- _To do_
Can you copy out the records word for word, starting from the first line and stopping after the line that contains "stat-value-right: 1 <box>470 116"?

** Start **

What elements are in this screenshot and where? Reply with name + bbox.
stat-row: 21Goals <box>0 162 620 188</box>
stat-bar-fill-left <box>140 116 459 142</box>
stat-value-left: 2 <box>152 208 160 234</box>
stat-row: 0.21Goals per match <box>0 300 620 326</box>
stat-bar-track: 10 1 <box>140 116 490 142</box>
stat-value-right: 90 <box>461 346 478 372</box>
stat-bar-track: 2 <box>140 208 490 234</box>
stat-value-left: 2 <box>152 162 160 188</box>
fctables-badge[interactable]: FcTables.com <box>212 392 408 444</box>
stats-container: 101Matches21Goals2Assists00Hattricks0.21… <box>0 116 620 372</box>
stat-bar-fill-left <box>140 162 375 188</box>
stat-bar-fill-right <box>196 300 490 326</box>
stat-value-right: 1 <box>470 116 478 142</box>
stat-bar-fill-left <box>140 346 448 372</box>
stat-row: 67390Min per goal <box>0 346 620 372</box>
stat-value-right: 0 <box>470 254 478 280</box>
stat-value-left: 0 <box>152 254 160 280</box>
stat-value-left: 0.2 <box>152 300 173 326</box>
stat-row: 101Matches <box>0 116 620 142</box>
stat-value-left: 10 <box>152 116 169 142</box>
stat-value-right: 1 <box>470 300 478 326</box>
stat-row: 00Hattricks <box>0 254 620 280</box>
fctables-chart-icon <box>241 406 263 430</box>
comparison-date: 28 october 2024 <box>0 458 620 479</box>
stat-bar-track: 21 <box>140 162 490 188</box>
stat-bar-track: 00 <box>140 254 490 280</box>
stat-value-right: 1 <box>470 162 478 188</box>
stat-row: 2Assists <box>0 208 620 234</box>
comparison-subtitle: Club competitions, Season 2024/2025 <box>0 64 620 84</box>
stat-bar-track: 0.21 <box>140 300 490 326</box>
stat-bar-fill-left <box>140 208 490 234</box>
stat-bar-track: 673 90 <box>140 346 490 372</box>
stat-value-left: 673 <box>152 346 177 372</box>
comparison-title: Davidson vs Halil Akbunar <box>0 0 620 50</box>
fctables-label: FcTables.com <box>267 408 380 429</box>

** End **

- _Answer to this exercise_
What elements are in this screenshot and where? Reply with name + bbox.
stat-row: 21Goals <box>0 162 620 188</box>
stat-bar-fill-left <box>140 116 459 142</box>
stat-value-left: 2 <box>152 208 160 234</box>
stat-row: 0.21Goals per match <box>0 300 620 326</box>
stat-bar-track: 10 1 <box>140 116 490 142</box>
stat-value-right: 90 <box>461 346 478 372</box>
stat-bar-track: 2 <box>140 208 490 234</box>
stat-value-left: 2 <box>152 162 160 188</box>
fctables-badge[interactable]: FcTables.com <box>212 392 408 444</box>
stats-container: 101Matches21Goals2Assists00Hattricks0.21… <box>0 116 620 372</box>
stat-bar-fill-left <box>140 162 375 188</box>
stat-bar-fill-right <box>196 300 490 326</box>
stat-value-right: 1 <box>470 116 478 142</box>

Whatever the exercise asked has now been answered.